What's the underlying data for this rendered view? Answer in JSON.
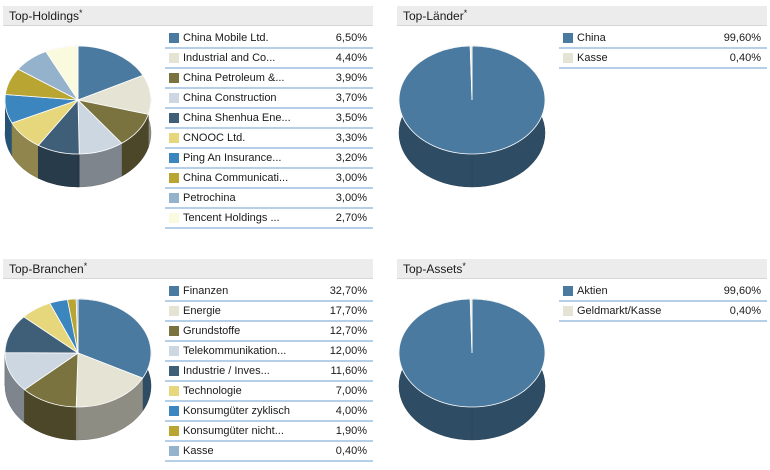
{
  "chart_data": [
    {
      "type": "pie",
      "title": "Top-Holdings",
      "title_mark": "*",
      "categories": [
        "China Mobile Ltd.",
        "Industrial and Co...",
        "China Petroleum &...",
        "China Construction",
        "China Shenhua Ene...",
        "CNOOC Ltd.",
        "Ping An Insurance...",
        "China Communicati...",
        "Petrochina",
        "Tencent Holdings ..."
      ],
      "values": [
        6.5,
        4.4,
        3.9,
        3.7,
        3.5,
        3.3,
        3.2,
        3.0,
        3.0,
        2.7
      ],
      "value_labels": [
        "6,50%",
        "4,40%",
        "3,90%",
        "3,70%",
        "3,50%",
        "3,30%",
        "3,20%",
        "3,00%",
        "3,00%",
        "2,70%"
      ],
      "colors": [
        "#4a7aa0",
        "#e5e3d3",
        "#7a7340",
        "#cdd7e2",
        "#3f5f78",
        "#e6d77c",
        "#3c86c0",
        "#b9a532",
        "#95b2cc",
        "#fafade"
      ]
    },
    {
      "type": "pie",
      "title": "Top-Länder",
      "title_mark": "*",
      "categories": [
        "China",
        "Kasse"
      ],
      "values": [
        99.6,
        0.4
      ],
      "value_labels": [
        "99,60%",
        "0,40%"
      ],
      "colors": [
        "#4a7aa0",
        "#e5e3d3"
      ]
    },
    {
      "type": "pie",
      "title": "Top-Branchen",
      "title_mark": "*",
      "categories": [
        "Finanzen",
        "Energie",
        "Grundstoffe",
        "Telekommunikation...",
        "Industrie / Inves...",
        "Technologie",
        "Konsumgüter zyklisch",
        "Konsumgüter nicht...",
        "Kasse"
      ],
      "values": [
        32.7,
        17.7,
        12.7,
        12.0,
        11.6,
        7.0,
        4.0,
        1.9,
        0.4
      ],
      "value_labels": [
        "32,70%",
        "17,70%",
        "12,70%",
        "12,00%",
        "11,60%",
        "7,00%",
        "4,00%",
        "1,90%",
        "0,40%"
      ],
      "colors": [
        "#4a7aa0",
        "#e5e3d3",
        "#7a7340",
        "#cdd7e2",
        "#3f5f78",
        "#e6d77c",
        "#3c86c0",
        "#b9a532",
        "#95b2cc"
      ]
    },
    {
      "type": "pie",
      "title": "Top-Assets",
      "title_mark": "*",
      "categories": [
        "Aktien",
        "Geldmarkt/Kasse"
      ],
      "values": [
        99.6,
        0.4
      ],
      "value_labels": [
        "99,60%",
        "0,40%"
      ],
      "colors": [
        "#4a7aa0",
        "#e5e3d3"
      ]
    }
  ]
}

__________________________________________________

Locate the lines above that hold the word "Konsumgüter". Show every one of them.

        "Konsumgüter zyklisch",
        "Konsumgüter nicht...",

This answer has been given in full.